[Dataset items]
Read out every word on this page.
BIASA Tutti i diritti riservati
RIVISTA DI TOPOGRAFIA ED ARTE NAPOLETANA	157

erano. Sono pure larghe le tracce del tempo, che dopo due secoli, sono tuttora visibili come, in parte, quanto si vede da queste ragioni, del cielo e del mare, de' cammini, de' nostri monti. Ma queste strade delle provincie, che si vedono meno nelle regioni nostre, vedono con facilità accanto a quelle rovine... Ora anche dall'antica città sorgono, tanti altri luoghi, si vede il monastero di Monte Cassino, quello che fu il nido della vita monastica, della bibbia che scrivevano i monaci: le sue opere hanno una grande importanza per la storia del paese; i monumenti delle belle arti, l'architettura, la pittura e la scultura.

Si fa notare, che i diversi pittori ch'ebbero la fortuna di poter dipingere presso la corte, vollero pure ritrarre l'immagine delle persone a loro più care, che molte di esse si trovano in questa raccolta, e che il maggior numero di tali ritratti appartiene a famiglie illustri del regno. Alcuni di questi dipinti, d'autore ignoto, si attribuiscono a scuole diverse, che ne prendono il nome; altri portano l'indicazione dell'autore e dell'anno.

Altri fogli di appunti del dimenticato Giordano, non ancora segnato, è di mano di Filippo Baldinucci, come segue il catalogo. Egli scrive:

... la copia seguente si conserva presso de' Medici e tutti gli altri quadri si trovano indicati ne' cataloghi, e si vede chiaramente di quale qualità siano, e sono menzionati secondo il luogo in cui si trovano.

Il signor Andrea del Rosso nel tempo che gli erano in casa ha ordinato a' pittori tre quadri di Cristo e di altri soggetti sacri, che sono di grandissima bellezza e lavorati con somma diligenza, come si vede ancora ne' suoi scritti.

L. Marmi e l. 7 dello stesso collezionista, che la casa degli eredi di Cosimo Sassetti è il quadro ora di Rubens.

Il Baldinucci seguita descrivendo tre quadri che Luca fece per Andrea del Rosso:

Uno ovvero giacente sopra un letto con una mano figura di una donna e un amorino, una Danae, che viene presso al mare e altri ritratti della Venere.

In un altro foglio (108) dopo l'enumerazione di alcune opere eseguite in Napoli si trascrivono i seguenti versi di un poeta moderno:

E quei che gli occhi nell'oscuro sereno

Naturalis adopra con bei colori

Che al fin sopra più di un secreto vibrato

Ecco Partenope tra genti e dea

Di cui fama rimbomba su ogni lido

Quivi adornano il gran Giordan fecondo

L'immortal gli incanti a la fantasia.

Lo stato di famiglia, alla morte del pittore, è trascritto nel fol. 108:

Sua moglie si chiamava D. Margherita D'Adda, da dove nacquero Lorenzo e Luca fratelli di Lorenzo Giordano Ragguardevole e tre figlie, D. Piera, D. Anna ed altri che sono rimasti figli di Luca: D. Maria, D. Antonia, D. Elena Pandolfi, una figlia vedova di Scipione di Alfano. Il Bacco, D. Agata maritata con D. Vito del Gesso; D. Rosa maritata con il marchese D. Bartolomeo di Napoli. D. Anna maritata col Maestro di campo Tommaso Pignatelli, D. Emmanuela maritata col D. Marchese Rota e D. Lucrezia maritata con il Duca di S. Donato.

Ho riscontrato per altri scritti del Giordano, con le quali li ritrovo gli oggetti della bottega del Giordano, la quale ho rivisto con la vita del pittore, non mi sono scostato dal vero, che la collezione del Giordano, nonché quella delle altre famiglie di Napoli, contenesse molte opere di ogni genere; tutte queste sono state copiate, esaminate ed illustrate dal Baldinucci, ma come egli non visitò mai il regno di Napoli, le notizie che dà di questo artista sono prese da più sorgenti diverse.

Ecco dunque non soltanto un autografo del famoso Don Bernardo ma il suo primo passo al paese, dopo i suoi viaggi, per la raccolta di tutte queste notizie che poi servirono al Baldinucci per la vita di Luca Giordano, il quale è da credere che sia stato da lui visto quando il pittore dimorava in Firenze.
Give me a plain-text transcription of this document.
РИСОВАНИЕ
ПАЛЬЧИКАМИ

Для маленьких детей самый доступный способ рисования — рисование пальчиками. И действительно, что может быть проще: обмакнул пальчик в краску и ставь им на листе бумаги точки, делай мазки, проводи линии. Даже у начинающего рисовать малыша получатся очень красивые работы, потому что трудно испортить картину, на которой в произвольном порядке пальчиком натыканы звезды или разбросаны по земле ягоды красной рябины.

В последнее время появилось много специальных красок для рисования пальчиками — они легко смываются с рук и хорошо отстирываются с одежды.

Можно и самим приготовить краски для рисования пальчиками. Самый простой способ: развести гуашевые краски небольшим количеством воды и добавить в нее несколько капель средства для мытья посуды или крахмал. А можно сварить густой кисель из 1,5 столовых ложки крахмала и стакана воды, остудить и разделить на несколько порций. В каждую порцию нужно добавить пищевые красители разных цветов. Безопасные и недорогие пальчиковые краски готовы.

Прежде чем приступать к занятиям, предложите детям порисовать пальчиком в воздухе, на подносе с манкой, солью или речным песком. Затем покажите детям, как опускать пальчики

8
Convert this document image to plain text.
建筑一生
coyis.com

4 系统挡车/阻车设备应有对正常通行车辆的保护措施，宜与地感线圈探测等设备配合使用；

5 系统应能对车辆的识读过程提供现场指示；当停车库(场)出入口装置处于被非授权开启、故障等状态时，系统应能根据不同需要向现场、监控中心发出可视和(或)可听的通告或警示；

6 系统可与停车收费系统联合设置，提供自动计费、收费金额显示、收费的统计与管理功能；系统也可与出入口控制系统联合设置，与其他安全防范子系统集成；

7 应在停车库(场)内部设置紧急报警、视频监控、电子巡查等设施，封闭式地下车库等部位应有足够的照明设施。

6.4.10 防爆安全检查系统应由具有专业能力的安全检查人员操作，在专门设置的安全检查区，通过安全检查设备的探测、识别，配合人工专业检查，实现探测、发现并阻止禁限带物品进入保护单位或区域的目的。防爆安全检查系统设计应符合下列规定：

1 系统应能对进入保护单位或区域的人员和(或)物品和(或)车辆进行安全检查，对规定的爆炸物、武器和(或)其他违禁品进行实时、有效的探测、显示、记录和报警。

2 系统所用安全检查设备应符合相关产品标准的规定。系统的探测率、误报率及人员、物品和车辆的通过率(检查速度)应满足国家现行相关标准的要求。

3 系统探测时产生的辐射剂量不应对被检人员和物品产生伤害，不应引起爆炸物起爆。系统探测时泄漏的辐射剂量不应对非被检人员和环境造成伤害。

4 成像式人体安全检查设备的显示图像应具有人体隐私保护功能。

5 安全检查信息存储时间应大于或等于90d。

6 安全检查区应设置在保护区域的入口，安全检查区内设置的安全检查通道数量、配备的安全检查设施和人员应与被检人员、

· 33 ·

* Work to complete
Go through the material and copy out every line with "Andrea" in it.

* Complete answer
Il signor Andrea del Rosso nel tempo che gli erano in casa ha ordinato a' pittori tre quadri di Cristo e di altri soggetti sacri, che sono di grandissima bellezza e lavorati con somma diligenza, come si vede ancora ne' suoi scritti.
Il Baldinucci seguita descrivendo tre quadri che Luca fece per Andrea del Rosso:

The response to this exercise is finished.